**Data in this exercise**
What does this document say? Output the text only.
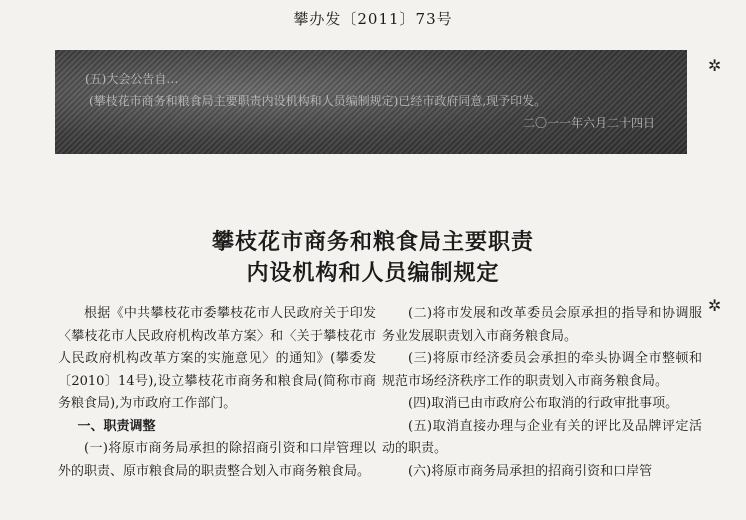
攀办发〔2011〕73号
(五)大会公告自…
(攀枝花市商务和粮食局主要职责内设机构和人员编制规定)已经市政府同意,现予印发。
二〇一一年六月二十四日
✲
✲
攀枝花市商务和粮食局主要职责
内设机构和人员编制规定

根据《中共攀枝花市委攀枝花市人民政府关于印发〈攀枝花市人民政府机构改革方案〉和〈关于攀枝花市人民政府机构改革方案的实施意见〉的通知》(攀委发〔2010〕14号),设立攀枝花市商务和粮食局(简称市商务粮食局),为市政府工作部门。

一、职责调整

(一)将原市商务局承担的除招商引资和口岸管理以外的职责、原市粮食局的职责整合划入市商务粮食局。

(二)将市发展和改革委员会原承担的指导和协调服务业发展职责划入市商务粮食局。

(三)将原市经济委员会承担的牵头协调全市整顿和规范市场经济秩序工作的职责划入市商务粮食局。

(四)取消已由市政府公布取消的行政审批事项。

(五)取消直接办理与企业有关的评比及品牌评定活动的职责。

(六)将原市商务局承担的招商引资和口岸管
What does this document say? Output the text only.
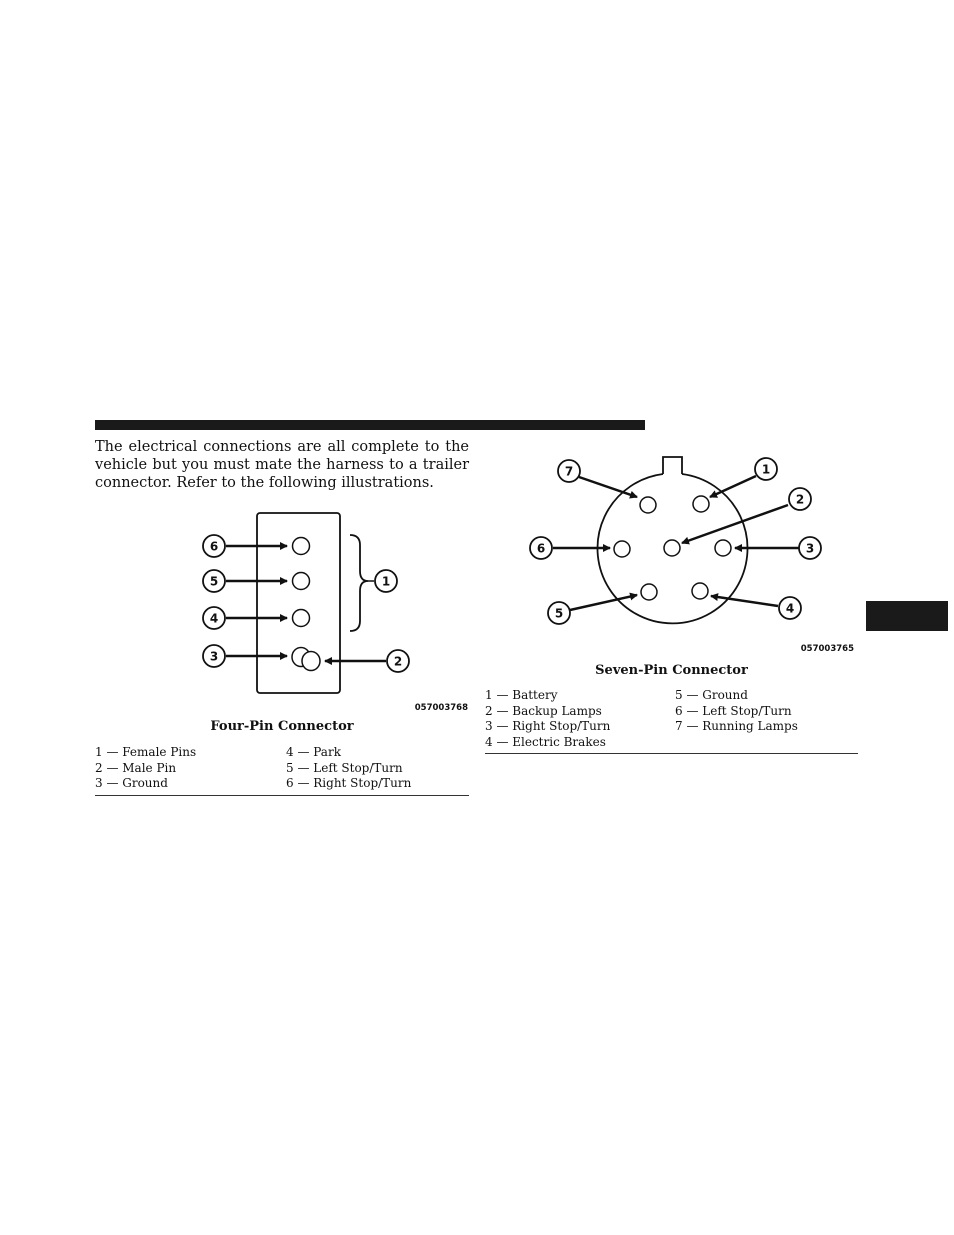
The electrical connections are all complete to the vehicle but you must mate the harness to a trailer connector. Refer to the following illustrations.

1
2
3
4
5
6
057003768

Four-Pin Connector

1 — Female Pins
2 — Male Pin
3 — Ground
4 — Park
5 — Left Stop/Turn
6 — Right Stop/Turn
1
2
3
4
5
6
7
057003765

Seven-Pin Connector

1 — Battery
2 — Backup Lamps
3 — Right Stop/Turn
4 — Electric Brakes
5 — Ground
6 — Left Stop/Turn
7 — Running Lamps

--

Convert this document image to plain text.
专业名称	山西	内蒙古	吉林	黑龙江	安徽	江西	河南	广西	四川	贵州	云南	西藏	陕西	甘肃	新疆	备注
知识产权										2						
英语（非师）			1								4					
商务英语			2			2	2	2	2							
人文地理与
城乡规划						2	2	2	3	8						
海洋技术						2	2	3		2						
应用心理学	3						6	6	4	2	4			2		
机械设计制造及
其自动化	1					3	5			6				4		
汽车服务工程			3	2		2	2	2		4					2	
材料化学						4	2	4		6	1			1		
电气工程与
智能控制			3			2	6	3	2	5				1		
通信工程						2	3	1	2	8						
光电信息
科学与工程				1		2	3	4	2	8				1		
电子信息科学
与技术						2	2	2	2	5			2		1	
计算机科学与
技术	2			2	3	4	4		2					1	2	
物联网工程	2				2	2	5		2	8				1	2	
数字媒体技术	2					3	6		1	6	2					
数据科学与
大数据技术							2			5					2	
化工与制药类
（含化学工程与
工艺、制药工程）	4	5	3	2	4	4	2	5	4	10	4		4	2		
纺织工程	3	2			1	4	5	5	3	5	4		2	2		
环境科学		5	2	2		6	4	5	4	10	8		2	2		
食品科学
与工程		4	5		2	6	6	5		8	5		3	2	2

==

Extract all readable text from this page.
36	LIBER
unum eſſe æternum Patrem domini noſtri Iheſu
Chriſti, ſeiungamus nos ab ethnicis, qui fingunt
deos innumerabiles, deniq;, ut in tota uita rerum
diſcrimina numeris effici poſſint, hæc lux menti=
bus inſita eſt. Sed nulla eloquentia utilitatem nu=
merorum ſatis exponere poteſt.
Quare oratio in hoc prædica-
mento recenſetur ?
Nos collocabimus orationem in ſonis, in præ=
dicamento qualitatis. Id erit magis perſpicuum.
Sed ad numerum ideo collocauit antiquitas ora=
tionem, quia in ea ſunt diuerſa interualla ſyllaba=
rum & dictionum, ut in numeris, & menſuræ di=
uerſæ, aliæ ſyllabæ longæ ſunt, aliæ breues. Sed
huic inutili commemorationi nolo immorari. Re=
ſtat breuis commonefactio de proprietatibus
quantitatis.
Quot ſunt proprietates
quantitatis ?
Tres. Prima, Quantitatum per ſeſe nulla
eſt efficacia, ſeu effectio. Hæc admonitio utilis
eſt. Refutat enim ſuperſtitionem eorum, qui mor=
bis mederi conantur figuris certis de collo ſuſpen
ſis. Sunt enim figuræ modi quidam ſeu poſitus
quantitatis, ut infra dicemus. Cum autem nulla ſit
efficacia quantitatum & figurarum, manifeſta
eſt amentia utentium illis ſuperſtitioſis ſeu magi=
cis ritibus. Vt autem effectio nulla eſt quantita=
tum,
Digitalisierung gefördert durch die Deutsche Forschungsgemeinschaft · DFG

**Given instruction**
Copy all lines from the material that contain "nulla".

**Solution to the exercise**
bus inſita eſt. Sed nulla eloquentia utilitatem nu=
Tres. Prima, Quantitatum per ſeſe nulla
quantitatis, ut infra dicemus. Cum autem nulla ſit
cis ritibus. Vt autem effectio nulla eſt quantita=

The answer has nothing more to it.